Your objective: Return every line of the material exactly.

-- Raw records start --

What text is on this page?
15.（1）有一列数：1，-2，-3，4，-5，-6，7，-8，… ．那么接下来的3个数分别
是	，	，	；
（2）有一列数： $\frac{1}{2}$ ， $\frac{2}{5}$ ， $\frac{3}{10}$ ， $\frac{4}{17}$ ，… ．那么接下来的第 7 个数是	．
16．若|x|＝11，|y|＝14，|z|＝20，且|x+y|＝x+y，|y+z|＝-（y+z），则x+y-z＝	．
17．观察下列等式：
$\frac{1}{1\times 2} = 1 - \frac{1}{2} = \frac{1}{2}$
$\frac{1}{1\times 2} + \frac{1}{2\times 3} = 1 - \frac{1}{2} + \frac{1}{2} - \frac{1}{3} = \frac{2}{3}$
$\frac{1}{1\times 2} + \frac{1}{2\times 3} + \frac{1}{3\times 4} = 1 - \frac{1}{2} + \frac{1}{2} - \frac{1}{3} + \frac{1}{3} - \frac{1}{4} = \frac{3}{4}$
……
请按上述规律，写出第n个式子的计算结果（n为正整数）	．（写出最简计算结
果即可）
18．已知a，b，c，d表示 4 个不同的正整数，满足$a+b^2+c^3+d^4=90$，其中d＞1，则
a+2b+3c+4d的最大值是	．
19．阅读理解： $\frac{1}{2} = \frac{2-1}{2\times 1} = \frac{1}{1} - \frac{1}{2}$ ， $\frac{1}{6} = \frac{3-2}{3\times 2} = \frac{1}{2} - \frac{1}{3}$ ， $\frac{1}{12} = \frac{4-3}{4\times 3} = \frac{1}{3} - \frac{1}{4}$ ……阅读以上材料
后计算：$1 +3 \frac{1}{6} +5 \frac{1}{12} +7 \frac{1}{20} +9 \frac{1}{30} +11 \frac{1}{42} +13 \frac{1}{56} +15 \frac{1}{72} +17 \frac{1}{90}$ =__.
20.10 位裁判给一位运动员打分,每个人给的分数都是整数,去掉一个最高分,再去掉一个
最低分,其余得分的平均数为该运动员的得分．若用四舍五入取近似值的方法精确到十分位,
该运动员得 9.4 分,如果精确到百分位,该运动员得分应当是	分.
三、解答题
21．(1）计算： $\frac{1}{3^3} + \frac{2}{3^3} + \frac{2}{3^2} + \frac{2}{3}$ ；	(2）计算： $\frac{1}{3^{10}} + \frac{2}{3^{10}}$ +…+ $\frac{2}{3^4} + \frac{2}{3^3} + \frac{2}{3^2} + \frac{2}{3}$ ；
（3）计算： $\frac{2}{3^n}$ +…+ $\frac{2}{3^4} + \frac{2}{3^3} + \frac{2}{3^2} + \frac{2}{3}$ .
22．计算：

-- Raw records end --

Response below:
What text is on this page?
15.（1）有一列数：1，-2，-3，4，-5，-6，7，-8，… ．那么接下来的3个数分别
是	，	，	；
（2）有一列数： $\frac{1}{2}$ ， $\frac{2}{5}$ ， $\frac{3}{10}$ ， $\frac{4}{17}$ ，… ．那么接下来的第 7 个数是	．
16．若|x|＝11，|y|＝14，|z|＝20，且|x+y|＝x+y，|y+z|＝-（y+z），则x+y-z＝	．
17．观察下列等式：
$\frac{1}{1\times 2} = 1 - \frac{1}{2} = \frac{1}{2}$
$\frac{1}{1\times 2} + \frac{1}{2\times 3} = 1 - \frac{1}{2} + \frac{1}{2} - \frac{1}{3} = \frac{2}{3}$
$\frac{1}{1\times 2} + \frac{1}{2\times 3} + \frac{1}{3\times 4} = 1 - \frac{1}{2} + \frac{1}{2} - \frac{1}{3} + \frac{1}{3} - \frac{1}{4} = \frac{3}{4}$
……
请按上述规律，写出第n个式子的计算结果（n为正整数）	．（写出最简计算结
果即可）
18．已知a，b，c，d表示 4 个不同的正整数，满足$a+b^2+c^3+d^4=90$，其中d＞1，则
a+2b+3c+4d的最大值是	．
19．阅读理解： $\frac{1}{2} = \frac{2-1}{2\times 1} = \frac{1}{1} - \frac{1}{2}$ ， $\frac{1}{6} = \frac{3-2}{3\times 2} = \frac{1}{2} - \frac{1}{3}$ ， $\frac{1}{12} = \frac{4-3}{4\times 3} = \frac{1}{3} - \frac{1}{4}$ ……阅读以上材料
后计算：$1 +3 \frac{1}{6} +5 \frac{1}{12} +7 \frac{1}{20} +9 \frac{1}{30} +11 \frac{1}{42} +13 \frac{1}{56} +15 \frac{1}{72} +17 \frac{1}{90}$ =__.
20.10 位裁判给一位运动员打分,每个人给的分数都是整数,去掉一个最高分,再去掉一个
最低分,其余得分的平均数为该运动员的得分．若用四舍五入取近似值的方法精确到十分位,
该运动员得 9.4 分,如果精确到百分位,该运动员得分应当是	分.
三、解答题
21．(1）计算： $\frac{1}{3^3} + \frac{2}{3^3} + \frac{2}{3^2} + \frac{2}{3}$ ；	(2）计算： $\frac{1}{3^{10}} + \frac{2}{3^{10}}$ +…+ $\frac{2}{3^4} + \frac{2}{3^3} + \frac{2}{3^2} + \frac{2}{3}$ ；
（3）计算： $\frac{2}{3^n}$ +…+ $\frac{2}{3^4} + \frac{2}{3^3} + \frac{2}{3^2} + \frac{2}{3}$ .
22．计算：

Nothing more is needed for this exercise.